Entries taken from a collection
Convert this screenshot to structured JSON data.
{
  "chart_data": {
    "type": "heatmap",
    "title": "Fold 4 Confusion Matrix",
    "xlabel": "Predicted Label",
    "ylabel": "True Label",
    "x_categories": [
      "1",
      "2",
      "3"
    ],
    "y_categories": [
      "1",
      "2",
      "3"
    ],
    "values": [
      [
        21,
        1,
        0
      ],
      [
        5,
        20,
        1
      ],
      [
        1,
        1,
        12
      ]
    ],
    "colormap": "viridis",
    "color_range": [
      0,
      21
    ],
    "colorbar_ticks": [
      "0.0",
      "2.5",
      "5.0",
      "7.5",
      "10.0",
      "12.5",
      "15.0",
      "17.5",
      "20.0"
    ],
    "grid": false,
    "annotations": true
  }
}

_Goal of the exercise_. From the data, collect all lines where the string "Label" appears.

_Complete output_.
    "xlabel": "Predicted Label",
    "ylabel": "True Label",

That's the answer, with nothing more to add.